_What is needed:_
All lines in which the word "salsa" occurs are to be extracted.

[Dataset records]

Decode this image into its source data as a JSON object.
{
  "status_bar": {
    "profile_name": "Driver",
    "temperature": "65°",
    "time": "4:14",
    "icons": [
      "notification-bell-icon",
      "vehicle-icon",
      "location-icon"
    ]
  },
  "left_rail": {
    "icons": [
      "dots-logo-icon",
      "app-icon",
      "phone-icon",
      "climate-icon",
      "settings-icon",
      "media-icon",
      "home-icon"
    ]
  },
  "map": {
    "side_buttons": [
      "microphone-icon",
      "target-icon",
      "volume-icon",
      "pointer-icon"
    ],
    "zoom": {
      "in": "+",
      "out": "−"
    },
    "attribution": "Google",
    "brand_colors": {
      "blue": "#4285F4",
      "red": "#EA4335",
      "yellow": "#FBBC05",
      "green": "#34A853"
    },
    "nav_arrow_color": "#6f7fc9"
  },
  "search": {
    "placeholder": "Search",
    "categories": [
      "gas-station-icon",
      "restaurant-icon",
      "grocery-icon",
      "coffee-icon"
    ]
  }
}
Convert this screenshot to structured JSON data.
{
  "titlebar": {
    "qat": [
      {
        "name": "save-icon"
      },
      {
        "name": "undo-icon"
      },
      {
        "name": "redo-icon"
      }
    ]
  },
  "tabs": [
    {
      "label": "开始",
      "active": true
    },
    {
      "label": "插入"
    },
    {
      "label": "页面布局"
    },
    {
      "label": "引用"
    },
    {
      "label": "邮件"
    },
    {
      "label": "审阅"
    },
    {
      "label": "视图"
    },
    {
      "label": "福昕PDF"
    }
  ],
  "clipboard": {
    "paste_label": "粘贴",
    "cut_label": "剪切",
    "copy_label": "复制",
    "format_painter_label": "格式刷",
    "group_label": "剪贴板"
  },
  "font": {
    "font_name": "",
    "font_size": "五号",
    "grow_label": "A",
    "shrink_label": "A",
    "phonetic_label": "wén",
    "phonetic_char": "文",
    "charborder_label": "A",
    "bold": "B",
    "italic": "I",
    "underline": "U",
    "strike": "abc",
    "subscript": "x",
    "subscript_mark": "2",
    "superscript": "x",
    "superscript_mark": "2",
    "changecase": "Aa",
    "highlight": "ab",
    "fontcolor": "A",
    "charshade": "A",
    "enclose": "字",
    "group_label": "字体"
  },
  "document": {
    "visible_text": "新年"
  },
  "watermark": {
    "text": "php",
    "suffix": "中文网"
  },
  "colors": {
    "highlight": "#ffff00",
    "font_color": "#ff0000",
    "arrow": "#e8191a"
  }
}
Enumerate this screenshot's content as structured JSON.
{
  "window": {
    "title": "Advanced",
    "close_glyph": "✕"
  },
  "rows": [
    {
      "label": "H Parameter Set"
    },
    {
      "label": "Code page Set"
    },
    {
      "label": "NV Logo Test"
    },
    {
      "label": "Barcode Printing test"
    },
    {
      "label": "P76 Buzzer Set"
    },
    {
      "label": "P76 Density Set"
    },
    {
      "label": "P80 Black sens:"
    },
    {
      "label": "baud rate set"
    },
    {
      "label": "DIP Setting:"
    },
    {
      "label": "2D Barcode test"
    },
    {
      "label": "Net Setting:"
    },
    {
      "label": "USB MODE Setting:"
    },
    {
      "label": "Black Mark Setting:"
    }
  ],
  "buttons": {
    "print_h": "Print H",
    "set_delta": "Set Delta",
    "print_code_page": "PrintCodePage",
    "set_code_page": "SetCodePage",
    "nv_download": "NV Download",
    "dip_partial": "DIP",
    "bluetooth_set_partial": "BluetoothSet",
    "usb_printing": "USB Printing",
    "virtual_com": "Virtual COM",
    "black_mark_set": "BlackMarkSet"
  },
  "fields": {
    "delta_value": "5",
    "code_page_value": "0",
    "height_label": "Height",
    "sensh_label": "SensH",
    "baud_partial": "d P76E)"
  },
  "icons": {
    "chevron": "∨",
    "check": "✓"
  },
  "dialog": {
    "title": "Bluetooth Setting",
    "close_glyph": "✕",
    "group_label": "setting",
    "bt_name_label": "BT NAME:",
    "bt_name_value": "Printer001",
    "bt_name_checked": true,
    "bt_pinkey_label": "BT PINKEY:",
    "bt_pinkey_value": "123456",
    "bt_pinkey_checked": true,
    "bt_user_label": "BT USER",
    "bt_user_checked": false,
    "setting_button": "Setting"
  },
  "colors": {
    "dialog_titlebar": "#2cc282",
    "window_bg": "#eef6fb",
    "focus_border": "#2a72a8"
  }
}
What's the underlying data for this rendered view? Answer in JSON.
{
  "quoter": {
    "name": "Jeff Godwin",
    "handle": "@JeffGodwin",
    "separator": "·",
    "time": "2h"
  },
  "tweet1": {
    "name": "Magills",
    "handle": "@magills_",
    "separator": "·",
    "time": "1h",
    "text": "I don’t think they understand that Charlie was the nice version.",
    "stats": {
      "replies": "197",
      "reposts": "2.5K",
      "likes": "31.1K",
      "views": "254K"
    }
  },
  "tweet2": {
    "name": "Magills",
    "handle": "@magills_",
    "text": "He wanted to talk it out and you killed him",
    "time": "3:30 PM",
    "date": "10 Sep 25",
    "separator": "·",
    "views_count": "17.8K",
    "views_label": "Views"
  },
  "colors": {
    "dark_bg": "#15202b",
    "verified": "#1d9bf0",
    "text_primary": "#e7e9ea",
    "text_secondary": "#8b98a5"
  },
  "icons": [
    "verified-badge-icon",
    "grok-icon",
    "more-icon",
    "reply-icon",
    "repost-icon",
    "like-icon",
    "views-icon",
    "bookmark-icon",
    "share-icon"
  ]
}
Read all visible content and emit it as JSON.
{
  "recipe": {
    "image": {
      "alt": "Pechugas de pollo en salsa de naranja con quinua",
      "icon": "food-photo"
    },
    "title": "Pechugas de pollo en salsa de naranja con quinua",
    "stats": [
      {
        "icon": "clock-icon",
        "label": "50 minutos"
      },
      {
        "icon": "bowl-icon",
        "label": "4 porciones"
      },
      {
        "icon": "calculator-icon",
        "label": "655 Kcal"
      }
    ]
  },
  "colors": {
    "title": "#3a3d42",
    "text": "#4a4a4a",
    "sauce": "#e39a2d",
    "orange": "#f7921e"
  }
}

_Reply:_
      "alt": "Pechugas de pollo en salsa de naranja con quinua",
    "title": "Pechugas de pollo en salsa de naranja con quinua",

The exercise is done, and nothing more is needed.